─── Exercise materials

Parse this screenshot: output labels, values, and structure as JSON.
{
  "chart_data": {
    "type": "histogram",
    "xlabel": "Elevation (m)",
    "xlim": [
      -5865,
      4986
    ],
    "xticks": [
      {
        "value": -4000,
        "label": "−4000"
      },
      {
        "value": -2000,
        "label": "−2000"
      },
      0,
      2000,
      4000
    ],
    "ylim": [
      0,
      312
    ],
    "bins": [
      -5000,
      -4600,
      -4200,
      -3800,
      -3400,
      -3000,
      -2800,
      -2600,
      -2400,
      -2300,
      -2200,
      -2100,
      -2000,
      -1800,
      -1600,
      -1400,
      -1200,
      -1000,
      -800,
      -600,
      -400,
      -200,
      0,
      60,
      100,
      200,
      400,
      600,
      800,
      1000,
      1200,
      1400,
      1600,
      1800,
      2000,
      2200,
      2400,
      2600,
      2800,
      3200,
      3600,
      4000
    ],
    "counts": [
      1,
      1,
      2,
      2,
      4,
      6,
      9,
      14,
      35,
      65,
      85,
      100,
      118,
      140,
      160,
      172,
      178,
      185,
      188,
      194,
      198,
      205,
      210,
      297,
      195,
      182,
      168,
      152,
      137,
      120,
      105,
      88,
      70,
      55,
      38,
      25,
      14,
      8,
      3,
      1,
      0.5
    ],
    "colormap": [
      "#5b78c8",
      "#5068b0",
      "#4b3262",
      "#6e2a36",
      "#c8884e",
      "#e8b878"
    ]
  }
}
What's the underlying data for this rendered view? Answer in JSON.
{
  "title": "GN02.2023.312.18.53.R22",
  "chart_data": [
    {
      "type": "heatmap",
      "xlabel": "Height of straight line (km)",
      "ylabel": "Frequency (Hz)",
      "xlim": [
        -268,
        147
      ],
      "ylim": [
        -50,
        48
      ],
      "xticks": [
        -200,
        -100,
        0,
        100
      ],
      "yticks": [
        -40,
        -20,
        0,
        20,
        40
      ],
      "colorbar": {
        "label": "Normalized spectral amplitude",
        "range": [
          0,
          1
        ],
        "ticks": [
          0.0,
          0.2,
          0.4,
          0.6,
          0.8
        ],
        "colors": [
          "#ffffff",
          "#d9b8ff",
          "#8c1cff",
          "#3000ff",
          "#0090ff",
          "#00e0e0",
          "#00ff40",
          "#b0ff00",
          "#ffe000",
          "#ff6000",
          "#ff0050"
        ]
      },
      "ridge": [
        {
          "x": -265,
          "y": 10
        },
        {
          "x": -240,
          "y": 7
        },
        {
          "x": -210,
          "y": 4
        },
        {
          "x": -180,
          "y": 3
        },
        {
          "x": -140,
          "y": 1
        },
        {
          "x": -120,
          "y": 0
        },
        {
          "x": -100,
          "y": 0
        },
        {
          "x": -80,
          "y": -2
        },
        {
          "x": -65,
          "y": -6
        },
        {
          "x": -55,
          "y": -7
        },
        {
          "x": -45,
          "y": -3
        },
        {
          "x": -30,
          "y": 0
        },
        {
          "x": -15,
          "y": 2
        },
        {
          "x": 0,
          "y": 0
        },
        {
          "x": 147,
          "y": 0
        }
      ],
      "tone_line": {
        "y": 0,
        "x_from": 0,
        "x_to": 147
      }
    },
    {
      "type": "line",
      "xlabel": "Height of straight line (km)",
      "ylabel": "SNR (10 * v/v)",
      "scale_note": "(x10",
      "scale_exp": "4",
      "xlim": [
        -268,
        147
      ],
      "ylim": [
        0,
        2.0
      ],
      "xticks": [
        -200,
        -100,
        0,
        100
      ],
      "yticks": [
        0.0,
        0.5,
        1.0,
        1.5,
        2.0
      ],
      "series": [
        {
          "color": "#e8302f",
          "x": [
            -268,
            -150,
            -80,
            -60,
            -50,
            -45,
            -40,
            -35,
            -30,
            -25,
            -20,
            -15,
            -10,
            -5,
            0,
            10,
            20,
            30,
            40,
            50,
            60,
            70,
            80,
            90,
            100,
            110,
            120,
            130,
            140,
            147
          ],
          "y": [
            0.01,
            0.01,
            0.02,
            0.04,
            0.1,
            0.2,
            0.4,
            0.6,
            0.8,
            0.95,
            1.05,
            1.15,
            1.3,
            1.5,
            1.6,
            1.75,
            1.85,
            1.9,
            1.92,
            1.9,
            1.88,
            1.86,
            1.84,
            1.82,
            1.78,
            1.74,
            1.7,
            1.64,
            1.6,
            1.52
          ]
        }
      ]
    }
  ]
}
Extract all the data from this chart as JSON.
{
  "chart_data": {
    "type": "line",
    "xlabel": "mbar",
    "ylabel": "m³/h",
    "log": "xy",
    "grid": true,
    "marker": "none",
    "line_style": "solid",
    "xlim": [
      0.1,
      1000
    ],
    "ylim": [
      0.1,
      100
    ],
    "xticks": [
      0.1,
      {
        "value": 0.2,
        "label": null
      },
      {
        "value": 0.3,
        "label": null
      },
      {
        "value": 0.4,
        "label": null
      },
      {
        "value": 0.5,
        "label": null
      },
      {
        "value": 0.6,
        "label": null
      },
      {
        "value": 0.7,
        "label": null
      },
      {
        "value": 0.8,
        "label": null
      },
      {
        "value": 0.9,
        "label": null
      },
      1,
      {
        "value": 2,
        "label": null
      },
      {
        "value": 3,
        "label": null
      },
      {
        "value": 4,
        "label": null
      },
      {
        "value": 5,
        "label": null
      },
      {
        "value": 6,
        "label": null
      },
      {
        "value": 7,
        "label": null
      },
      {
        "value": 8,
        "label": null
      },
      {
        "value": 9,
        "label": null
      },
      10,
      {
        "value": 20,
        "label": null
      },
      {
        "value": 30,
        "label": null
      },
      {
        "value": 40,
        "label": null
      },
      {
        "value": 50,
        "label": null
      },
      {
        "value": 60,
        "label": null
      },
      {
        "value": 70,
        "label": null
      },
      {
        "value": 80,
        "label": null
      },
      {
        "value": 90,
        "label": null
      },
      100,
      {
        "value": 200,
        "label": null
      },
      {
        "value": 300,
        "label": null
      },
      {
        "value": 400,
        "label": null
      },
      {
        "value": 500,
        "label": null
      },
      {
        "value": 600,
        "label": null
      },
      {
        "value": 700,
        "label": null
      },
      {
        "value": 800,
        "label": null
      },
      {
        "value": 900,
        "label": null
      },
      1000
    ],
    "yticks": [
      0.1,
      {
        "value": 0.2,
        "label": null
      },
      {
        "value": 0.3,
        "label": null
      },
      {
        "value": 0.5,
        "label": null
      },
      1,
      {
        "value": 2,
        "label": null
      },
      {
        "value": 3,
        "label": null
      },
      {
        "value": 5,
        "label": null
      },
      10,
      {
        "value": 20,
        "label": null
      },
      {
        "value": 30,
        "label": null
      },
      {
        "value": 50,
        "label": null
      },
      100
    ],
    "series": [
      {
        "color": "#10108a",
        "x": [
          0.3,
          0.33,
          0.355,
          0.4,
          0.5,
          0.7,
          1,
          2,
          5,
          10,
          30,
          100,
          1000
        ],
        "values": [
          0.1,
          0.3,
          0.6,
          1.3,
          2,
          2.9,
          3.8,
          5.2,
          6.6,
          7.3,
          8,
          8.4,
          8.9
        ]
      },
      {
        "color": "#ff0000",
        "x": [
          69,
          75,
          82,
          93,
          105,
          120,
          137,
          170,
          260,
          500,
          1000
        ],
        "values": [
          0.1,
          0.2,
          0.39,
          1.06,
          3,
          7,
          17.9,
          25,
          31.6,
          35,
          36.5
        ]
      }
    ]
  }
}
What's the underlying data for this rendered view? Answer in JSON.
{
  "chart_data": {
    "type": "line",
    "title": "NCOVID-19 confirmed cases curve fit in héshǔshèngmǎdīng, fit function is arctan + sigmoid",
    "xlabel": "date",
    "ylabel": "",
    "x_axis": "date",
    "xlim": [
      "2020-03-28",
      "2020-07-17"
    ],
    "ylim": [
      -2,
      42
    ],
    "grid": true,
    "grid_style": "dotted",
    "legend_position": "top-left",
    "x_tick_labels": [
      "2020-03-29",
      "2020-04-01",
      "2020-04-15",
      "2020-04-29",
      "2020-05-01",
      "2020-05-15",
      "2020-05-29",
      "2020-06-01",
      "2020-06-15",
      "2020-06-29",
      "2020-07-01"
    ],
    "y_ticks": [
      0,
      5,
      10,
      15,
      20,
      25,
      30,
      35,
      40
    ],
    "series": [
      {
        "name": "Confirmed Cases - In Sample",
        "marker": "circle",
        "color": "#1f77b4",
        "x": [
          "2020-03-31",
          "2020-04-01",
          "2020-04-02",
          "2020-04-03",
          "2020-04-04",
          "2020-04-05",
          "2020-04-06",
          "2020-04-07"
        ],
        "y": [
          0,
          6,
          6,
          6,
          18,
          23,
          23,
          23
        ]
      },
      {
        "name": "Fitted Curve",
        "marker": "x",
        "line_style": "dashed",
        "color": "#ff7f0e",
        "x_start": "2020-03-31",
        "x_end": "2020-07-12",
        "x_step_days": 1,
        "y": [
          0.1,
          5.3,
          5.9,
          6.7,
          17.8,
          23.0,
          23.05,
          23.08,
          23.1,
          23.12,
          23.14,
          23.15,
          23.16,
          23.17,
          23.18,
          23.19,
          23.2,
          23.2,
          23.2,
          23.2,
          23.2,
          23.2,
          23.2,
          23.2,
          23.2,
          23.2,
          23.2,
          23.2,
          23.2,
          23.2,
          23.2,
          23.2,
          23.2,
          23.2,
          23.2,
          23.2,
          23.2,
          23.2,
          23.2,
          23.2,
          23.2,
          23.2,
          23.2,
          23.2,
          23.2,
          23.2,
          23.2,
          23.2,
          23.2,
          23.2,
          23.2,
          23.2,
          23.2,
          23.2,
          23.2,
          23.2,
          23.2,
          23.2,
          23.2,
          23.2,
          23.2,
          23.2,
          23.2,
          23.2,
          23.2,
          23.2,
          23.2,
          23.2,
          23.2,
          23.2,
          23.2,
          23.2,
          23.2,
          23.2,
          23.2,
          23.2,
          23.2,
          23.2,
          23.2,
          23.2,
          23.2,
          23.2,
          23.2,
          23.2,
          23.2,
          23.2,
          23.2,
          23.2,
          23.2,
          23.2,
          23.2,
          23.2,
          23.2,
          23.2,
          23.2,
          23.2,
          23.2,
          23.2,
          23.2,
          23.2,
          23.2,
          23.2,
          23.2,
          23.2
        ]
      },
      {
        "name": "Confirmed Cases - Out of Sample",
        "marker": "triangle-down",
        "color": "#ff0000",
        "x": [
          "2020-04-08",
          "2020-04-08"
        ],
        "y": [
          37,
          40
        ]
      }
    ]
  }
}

──────

## Given task
Tally up the lines of the listing containing the word "name". Give only the total.

## Solution to this problem
3